- _What this task involves_
List each line of the data that holds the string "language", please.

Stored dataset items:
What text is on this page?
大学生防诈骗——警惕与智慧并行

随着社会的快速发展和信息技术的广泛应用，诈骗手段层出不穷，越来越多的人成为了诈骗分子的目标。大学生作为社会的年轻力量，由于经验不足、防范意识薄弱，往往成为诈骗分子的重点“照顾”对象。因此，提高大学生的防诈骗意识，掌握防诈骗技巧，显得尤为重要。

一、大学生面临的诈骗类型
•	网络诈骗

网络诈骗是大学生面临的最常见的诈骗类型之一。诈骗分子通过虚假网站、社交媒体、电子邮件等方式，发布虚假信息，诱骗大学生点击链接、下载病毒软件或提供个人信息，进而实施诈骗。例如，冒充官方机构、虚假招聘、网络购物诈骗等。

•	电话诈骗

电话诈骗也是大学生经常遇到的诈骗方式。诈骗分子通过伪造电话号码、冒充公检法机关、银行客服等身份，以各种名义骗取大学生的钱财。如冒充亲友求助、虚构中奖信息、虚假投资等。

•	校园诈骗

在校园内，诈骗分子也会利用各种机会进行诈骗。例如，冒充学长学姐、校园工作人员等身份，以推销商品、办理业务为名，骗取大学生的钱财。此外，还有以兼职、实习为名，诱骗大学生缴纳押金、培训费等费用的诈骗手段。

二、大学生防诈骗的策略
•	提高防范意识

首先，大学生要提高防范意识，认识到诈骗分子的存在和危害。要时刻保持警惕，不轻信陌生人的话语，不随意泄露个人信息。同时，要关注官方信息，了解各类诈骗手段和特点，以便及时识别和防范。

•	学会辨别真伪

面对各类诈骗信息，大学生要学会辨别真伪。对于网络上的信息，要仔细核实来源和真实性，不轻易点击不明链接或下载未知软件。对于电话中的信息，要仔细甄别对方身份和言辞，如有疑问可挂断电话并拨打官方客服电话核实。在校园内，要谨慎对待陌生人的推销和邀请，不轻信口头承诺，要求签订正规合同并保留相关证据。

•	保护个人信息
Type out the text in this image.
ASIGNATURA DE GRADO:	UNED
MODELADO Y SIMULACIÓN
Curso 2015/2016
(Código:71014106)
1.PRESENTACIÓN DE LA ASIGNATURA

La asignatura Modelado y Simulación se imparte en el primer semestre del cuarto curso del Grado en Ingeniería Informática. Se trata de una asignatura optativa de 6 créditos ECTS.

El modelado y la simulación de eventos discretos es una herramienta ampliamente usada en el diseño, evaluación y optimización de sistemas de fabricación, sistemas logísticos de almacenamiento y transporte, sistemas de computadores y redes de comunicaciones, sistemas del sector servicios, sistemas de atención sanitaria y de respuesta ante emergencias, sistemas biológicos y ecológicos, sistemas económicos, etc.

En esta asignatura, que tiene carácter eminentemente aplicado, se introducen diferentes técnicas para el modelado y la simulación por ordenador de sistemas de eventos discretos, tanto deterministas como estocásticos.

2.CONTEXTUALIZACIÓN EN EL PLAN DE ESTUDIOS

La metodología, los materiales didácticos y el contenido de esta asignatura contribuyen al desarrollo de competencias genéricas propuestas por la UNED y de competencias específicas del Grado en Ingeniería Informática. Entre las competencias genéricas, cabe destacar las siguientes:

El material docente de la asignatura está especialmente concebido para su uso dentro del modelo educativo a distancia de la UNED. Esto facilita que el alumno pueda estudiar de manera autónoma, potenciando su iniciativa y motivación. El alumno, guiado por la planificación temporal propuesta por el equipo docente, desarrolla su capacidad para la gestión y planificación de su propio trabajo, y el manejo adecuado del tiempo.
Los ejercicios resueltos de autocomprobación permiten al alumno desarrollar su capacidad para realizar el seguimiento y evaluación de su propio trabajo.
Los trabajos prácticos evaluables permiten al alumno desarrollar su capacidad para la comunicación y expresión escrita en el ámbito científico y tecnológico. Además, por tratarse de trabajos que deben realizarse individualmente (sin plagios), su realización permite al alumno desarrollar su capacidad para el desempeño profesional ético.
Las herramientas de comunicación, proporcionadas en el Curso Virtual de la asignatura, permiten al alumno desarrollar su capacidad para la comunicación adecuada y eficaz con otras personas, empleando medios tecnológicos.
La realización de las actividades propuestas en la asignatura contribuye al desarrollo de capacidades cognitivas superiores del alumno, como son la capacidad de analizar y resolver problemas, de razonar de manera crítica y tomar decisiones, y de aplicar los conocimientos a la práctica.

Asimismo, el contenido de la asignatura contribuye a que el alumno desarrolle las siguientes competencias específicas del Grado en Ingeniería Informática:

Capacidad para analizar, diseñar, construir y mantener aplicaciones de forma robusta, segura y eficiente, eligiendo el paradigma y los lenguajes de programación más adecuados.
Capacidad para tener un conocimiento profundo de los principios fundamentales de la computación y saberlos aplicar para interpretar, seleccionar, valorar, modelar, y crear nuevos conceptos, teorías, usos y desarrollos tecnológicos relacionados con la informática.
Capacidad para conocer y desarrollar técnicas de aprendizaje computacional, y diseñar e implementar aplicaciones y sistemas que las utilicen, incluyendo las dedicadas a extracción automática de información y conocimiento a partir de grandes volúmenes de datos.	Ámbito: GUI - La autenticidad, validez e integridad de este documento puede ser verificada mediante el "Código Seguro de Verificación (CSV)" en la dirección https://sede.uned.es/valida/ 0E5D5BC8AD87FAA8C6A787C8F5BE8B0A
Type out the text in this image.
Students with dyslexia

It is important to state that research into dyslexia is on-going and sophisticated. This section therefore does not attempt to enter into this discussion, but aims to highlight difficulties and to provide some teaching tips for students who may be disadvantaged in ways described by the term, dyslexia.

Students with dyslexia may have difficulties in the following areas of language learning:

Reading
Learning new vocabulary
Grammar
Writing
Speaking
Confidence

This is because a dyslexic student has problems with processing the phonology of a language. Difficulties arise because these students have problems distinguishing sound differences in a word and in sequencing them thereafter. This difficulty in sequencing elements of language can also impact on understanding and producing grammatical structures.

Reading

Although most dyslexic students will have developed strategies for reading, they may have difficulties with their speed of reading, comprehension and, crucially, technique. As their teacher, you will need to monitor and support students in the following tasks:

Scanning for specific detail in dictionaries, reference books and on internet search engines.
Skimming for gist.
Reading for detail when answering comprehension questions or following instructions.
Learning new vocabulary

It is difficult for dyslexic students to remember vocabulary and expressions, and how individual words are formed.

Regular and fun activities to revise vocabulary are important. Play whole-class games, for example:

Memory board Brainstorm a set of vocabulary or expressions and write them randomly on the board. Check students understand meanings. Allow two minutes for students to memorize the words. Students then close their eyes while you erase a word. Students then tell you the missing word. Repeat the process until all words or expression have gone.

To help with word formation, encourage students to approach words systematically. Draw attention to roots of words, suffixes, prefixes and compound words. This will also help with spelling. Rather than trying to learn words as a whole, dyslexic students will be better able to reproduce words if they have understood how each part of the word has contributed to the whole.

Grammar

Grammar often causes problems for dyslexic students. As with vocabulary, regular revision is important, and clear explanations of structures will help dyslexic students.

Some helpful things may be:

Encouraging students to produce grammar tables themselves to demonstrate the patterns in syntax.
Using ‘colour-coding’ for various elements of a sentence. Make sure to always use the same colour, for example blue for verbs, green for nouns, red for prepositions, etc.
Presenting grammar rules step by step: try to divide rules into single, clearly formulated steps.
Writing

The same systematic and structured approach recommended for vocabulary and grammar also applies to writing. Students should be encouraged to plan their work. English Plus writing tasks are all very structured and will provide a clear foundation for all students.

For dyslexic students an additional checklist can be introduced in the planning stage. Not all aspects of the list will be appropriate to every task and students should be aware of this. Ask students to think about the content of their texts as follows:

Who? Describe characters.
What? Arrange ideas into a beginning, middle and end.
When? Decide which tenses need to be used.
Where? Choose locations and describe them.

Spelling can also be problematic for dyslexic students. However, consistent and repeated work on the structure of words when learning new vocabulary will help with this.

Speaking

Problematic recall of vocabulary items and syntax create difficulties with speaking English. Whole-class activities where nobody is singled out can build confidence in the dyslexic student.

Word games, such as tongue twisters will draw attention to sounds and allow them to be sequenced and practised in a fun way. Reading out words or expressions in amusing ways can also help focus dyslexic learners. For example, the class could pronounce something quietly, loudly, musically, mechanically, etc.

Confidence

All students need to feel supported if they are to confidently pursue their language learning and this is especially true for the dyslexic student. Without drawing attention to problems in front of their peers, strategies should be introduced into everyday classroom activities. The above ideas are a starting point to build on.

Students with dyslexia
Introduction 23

- _Output_
Students with dyslexia may have difficulties in the following areas of language learning:
This is because a dyslexic student has problems with processing the phonology of a language. Difficulties arise because these students have problems distinguishing sound differences in a word and in sequencing them thereafter. This difficulty in sequencing elements of language can also impact on understanding and producing grammatical structures.
All students need to feel supported if they are to confidently pursue their language learning and this is especially true for the dyslexic student. Without drawing attention to problems in front of their peers, strategies should be introduced into everyday classroom activities. The above ideas are a starting point to build on.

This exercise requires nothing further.